Collected data ▸
- - - -
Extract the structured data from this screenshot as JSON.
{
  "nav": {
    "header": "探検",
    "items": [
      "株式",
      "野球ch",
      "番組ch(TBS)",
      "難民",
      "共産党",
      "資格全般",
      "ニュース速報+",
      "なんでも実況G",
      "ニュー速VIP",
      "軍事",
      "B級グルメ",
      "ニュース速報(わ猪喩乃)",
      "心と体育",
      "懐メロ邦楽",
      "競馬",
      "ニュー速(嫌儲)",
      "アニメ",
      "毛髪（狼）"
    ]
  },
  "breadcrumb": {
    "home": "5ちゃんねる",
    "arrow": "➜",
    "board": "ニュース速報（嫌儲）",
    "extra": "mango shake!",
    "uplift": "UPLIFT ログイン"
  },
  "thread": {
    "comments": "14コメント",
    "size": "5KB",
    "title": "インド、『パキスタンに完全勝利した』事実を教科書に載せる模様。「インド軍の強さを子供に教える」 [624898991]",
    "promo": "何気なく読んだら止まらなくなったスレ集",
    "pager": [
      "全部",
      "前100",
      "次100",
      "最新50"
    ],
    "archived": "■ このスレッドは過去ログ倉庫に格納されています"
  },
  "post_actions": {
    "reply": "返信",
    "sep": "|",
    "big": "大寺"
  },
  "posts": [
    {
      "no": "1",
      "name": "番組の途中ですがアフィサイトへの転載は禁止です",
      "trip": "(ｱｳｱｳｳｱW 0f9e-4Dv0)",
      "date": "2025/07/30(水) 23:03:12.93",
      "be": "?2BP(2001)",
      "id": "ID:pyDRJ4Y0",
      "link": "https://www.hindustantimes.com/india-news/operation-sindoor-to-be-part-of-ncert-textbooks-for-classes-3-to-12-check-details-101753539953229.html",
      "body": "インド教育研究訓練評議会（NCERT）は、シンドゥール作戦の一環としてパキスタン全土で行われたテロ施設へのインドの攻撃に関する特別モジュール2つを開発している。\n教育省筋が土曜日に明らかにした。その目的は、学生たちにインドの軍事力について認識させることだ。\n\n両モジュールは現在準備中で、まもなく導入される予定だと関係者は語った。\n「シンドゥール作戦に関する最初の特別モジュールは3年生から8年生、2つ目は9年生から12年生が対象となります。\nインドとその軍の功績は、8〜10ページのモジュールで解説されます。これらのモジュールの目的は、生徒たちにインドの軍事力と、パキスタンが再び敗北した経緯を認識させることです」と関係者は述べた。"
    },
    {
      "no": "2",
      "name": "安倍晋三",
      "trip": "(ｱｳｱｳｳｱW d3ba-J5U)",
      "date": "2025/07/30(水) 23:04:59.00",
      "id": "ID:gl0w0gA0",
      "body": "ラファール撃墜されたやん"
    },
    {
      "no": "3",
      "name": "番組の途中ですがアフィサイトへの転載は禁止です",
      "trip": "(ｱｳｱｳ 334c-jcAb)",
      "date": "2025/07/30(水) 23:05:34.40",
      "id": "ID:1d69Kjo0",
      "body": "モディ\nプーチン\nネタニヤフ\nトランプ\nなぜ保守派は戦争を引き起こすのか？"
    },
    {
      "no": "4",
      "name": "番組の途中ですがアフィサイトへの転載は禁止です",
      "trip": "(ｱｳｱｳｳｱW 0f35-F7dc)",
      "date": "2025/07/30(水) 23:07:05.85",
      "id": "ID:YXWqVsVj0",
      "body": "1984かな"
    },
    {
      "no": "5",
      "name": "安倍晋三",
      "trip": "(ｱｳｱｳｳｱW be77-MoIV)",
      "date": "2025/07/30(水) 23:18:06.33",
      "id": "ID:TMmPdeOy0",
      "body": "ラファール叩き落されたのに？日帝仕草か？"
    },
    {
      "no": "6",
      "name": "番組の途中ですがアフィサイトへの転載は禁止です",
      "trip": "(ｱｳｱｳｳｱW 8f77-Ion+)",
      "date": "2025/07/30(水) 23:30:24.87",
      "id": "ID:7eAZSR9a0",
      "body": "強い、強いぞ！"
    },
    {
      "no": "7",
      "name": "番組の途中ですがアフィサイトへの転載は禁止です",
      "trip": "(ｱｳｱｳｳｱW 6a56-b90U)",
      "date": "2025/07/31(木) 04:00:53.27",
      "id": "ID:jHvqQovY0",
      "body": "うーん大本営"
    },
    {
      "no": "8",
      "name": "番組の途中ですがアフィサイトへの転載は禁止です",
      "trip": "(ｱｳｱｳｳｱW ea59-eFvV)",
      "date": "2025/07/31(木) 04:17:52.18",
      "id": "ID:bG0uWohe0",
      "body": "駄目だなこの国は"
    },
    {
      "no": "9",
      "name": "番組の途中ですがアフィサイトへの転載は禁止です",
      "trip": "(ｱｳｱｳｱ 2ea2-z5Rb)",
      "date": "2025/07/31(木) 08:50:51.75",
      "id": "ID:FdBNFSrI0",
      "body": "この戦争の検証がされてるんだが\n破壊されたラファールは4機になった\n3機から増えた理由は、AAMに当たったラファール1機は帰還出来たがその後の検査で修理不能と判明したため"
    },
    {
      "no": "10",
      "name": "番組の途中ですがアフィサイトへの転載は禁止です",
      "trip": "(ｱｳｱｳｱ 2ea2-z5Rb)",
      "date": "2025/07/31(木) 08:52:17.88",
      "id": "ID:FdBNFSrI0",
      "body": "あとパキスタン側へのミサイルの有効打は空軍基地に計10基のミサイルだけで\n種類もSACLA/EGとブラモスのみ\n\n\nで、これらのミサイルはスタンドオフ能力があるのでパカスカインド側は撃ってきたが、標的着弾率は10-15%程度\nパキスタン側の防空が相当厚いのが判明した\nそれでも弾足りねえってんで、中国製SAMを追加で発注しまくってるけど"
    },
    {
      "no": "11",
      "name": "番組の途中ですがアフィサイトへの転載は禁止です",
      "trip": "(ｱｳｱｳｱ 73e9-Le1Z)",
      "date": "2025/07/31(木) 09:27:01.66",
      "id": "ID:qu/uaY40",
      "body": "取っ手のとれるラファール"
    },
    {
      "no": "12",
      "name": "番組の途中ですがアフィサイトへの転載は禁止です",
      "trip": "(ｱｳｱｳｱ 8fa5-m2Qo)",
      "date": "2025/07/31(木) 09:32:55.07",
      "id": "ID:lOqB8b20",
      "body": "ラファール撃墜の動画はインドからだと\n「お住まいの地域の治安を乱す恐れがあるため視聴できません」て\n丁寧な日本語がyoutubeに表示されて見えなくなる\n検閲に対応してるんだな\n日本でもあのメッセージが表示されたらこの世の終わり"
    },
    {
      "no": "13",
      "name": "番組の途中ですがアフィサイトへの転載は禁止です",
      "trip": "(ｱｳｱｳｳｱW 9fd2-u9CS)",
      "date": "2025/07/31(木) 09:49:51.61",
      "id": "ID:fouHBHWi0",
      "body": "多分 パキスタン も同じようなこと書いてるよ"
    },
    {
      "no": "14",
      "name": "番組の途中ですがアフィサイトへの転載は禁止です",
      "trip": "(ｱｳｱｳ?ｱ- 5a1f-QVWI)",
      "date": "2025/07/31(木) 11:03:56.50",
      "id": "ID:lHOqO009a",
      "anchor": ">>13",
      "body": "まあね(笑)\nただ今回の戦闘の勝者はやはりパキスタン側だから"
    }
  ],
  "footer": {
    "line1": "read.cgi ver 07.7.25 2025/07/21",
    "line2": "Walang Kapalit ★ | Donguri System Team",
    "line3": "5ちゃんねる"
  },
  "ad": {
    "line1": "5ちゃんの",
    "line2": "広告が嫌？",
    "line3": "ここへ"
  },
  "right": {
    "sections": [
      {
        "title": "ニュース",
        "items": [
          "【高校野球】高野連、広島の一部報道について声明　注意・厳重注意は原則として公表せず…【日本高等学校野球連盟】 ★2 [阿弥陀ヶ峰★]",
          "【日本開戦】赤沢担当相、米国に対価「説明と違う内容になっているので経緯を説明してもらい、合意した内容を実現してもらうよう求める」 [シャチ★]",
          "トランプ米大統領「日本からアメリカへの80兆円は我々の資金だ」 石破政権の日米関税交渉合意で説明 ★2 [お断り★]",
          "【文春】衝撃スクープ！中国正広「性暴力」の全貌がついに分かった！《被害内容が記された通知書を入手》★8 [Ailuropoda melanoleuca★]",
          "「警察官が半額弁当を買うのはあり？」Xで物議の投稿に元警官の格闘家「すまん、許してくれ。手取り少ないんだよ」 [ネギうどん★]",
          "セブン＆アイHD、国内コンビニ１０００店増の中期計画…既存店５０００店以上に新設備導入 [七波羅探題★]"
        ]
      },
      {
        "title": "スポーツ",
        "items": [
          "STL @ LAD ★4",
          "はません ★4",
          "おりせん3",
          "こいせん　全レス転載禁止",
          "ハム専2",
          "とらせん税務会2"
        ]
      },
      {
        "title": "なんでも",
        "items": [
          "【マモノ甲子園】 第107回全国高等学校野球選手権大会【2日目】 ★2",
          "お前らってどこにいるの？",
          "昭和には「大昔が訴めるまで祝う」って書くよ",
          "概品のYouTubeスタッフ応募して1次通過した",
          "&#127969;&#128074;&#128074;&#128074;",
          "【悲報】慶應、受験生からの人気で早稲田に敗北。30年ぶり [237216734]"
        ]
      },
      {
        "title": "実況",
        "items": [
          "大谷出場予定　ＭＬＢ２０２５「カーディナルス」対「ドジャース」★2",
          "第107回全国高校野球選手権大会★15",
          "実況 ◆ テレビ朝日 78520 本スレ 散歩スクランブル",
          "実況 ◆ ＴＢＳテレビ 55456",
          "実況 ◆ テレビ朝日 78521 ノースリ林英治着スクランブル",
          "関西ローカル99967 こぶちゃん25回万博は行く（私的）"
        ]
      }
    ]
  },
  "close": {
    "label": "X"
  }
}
- - - -
GIVEN TASK ▸ State the count of lines in the data holding the word "テレビ朝日", adding nothing to it.

COMPLETE OUTPUT ▸ 2